### WHAT IS EXPECTED
Rewrite the entries below with "physiographic diagram" replaced by "relief diagram" wherever it occurs, leaving everything else as it is. Omit the pictures from your answer.

^^^^^^^^

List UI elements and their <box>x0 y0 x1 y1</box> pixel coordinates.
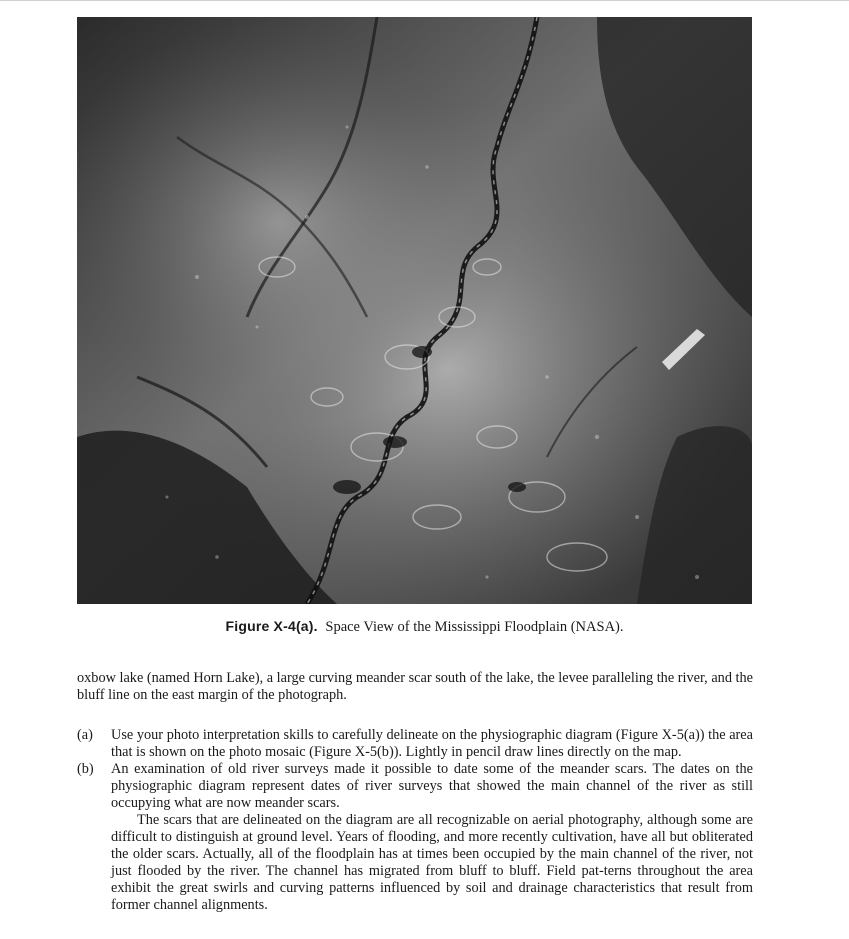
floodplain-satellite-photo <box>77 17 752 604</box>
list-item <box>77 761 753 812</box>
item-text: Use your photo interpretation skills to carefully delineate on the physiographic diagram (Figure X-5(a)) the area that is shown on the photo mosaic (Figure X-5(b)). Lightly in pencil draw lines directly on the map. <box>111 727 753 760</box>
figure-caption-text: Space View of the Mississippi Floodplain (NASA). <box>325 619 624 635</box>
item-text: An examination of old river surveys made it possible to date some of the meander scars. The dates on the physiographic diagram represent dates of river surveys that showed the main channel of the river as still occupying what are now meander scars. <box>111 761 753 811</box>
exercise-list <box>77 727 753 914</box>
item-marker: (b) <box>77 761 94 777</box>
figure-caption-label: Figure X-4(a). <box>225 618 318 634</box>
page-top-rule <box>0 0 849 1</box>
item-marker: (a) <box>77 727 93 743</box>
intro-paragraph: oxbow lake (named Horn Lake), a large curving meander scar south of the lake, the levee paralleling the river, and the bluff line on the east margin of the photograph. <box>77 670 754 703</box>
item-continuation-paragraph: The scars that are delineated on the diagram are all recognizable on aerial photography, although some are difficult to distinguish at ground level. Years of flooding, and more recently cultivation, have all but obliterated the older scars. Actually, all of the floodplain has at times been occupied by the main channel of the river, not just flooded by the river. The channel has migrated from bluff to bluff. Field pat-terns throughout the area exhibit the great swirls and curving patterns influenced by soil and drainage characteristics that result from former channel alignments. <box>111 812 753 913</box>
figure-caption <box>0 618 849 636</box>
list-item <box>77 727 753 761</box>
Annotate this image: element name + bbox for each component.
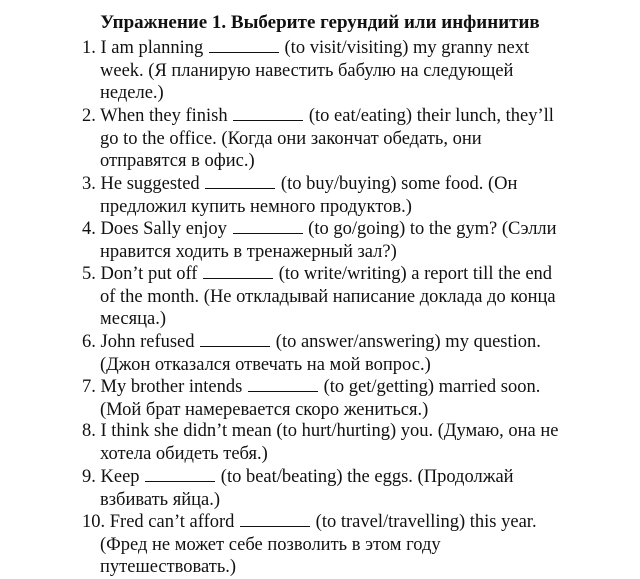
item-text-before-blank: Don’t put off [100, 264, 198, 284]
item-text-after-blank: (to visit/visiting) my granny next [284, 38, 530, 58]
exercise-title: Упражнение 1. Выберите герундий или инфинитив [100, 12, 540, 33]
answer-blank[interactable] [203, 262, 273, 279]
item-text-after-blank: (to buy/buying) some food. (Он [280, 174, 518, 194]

^^^^^^^^

### EXPECTED ANSWER
List UI elements and their <box>x0 y0 x1 y1</box> pixel coordinates.
floodplain-satellite-photo <box>77 17 752 604</box>
list-item <box>77 761 753 812</box>
item-text: Use your photo interpretation skills to carefully delineate on the relief diagram (Figure X-5(a)) the area that is shown on the photo mosaic (Figure X-5(b)). Lightly in pencil draw lines directly on the map. <box>111 727 753 760</box>
figure-caption-text: Space View of the Mississippi Floodplain (NASA). <box>325 619 624 635</box>
item-text: An examination of old river surveys made it possible to date some of the meander scars. The dates on the relief diagram represent dates of river surveys that showed the main channel of the river as still occupying what are now meander scars. <box>111 761 753 811</box>
exercise-list <box>77 727 753 914</box>
item-marker: (b) <box>77 761 94 777</box>
figure-caption-label: Figure X-4(a). <box>225 618 318 634</box>
page-top-rule <box>0 0 849 1</box>
item-marker: (a) <box>77 727 93 743</box>
intro-paragraph: oxbow lake (named Horn Lake), a large curving meander scar south of the lake, the levee paralleling the river, and the bluff line on the east margin of the photograph. <box>77 670 754 703</box>
item-continuation-paragraph: The scars that are delineated on the diagram are all recognizable on aerial photography, although some are difficult to distinguish at ground level. Years of flooding, and more recently cultivation, have all but obliterated the older scars. Actually, all of the floodplain has at times been occupied by the main channel of the river, not just flooded by the river. The channel has migrated from bluff to bluff. Field pat-terns throughout the area exhibit the great swirls and curving patterns influenced by soil and drainage characteristics that result from former channel alignments. <box>111 812 753 913</box>
figure-caption <box>0 618 849 636</box>
list-item <box>77 727 753 761</box>
Annotate this image: element name + bbox for each component.
item-text-before-blank: Don’t put off [100, 264, 198, 284]
item-text-after-blank: (to visit/visiting) my granny next [284, 38, 530, 58]
exercise-title: Упражнение 1. Выберите герундий или инфинитив [100, 12, 540, 33]
answer-blank[interactable] [203, 262, 273, 279]
item-text-after-blank: (to buy/buying) some food. (Он [280, 174, 518, 194]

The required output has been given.